* **WHAT THE TASK ASKS**: Sort through the entries below and pull out lines containing the word "降低准入门槛".

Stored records
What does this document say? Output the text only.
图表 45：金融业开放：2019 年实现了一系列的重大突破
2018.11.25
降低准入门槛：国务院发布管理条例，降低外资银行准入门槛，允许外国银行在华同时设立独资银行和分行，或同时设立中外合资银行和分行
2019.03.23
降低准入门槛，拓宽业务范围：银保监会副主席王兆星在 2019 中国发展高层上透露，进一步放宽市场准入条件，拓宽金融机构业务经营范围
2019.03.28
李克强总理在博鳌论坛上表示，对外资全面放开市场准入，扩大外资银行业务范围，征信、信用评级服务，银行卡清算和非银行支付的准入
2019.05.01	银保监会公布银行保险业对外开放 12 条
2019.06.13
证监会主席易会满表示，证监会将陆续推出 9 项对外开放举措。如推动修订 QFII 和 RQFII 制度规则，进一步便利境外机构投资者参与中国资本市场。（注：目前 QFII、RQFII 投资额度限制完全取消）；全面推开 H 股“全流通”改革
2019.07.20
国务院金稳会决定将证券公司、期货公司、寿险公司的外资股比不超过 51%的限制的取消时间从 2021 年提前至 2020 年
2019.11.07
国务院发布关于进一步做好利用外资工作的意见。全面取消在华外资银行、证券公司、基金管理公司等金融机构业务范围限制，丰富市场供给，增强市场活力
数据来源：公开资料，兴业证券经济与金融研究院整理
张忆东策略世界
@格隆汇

* **COMPLETE ANSWER**:
降低准入门槛：国务院发布管理条例，降低外资银行准入门槛，允许外国银行在华同时设立独资银行和分行，或同时设立中外合资银行和分行
降低准入门槛，拓宽业务范围：银保监会副主席王兆星在 2019 中国发展高层上透露，进一步放宽市场准入条件，拓宽金融机构业务经营范围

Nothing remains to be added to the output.